_WHAT YOU WILL DO_
Write out all records as given; omit images.

_RECORDS FOR THIS EXERCISE_
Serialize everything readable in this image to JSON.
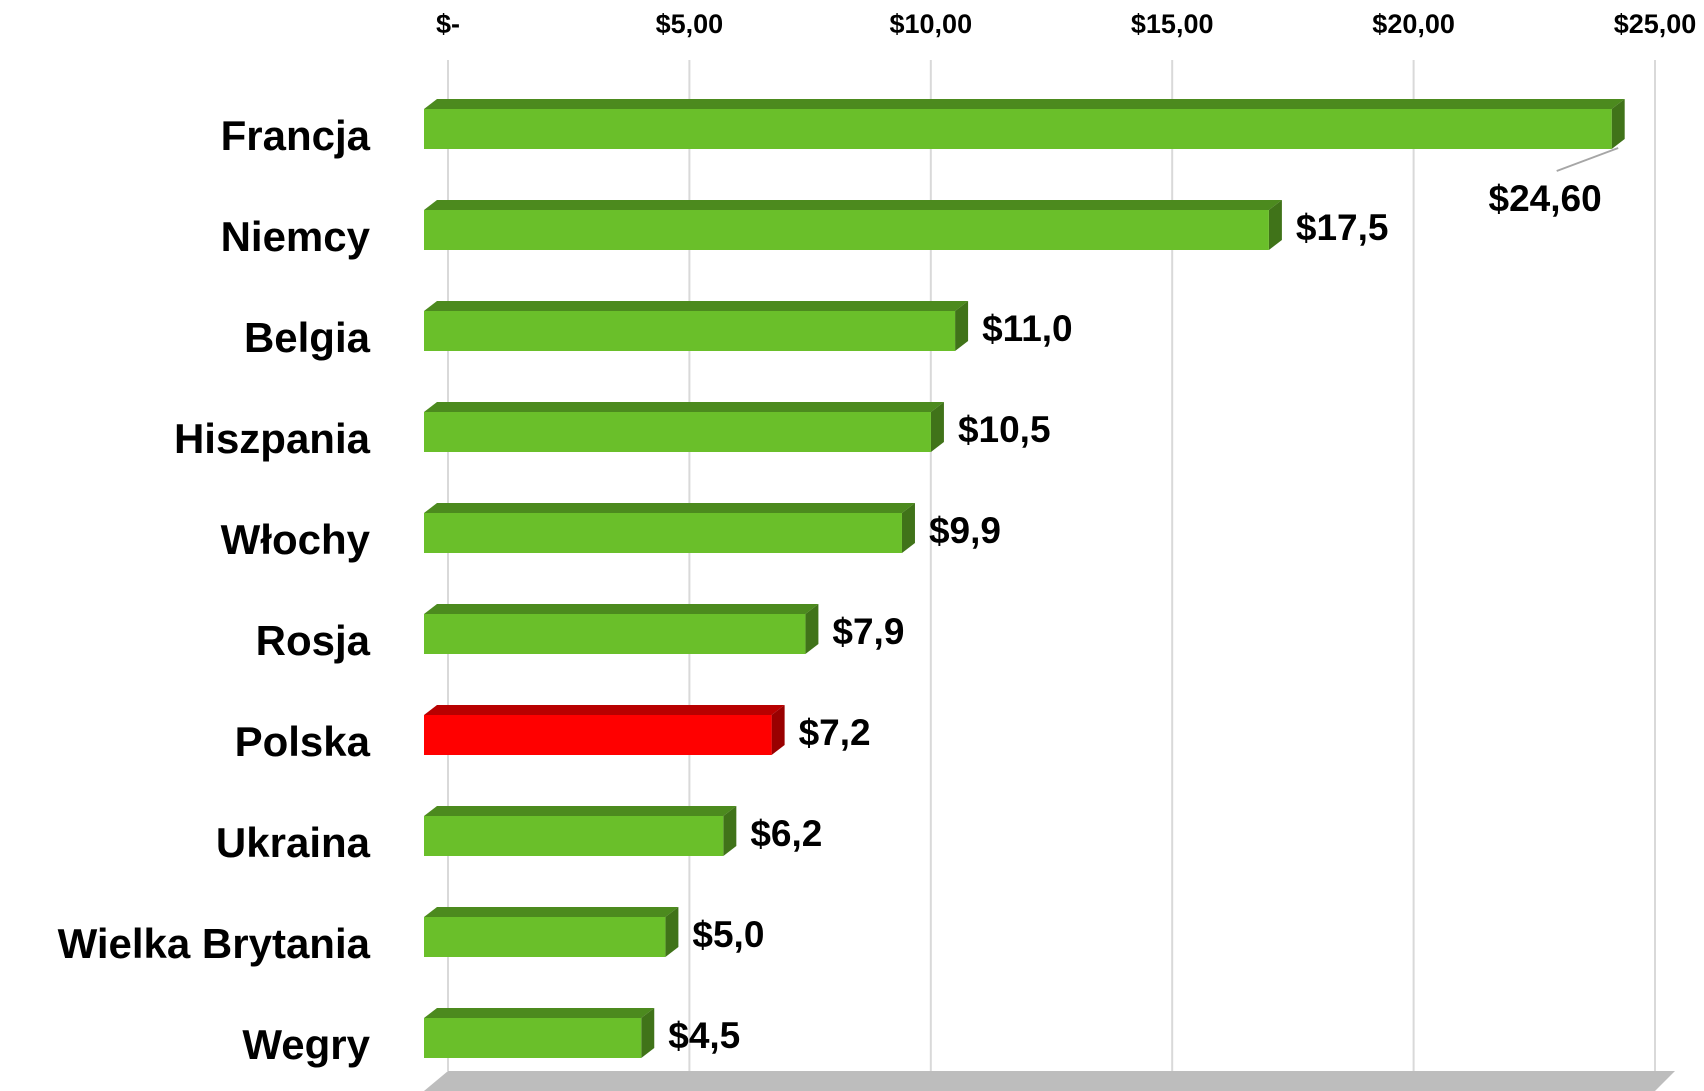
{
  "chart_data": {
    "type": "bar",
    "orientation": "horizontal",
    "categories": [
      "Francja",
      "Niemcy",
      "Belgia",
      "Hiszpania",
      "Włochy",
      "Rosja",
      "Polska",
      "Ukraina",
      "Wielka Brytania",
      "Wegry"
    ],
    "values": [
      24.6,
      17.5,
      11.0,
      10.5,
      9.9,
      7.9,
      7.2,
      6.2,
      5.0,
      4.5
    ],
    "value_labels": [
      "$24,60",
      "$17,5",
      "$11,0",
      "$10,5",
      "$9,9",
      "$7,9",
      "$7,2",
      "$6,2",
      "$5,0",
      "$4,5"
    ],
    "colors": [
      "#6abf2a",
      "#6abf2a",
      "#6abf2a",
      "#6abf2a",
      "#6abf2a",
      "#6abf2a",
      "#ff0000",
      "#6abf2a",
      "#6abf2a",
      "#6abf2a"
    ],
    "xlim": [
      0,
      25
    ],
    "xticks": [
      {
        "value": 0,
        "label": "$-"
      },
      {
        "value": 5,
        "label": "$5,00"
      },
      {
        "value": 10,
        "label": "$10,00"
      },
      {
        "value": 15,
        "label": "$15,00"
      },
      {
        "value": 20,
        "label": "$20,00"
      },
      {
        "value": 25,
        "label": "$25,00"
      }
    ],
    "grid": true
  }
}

_WRITTEN RESPONSE_
Serialize everything readable in this image to JSON.
{
  "chart_data": {
    "type": "bar",
    "orientation": "horizontal",
    "categories": [
      "Francja",
      "Niemcy",
      "Belgia",
      "Hiszpania",
      "Włochy",
      "Rosja",
      "Polska",
      "Ukraina",
      "Wielka Brytania",
      "Wegry"
    ],
    "values": [
      24.6,
      17.5,
      11.0,
      10.5,
      9.9,
      7.9,
      7.2,
      6.2,
      5.0,
      4.5
    ],
    "value_labels": [
      "$24,60",
      "$17,5",
      "$11,0",
      "$10,5",
      "$9,9",
      "$7,9",
      "$7,2",
      "$6,2",
      "$5,0",
      "$4,5"
    ],
    "colors": [
      "#6abf2a",
      "#6abf2a",
      "#6abf2a",
      "#6abf2a",
      "#6abf2a",
      "#6abf2a",
      "#ff0000",
      "#6abf2a",
      "#6abf2a",
      "#6abf2a"
    ],
    "xlim": [
      0,
      25
    ],
    "xticks": [
      {
        "value": 0,
        "label": "$-"
      },
      {
        "value": 5,
        "label": "$5,00"
      },
      {
        "value": 10,
        "label": "$10,00"
      },
      {
        "value": 15,
        "label": "$15,00"
      },
      {
        "value": 20,
        "label": "$20,00"
      },
      {
        "value": 25,
        "label": "$25,00"
      }
    ],
    "grid": true
  }
}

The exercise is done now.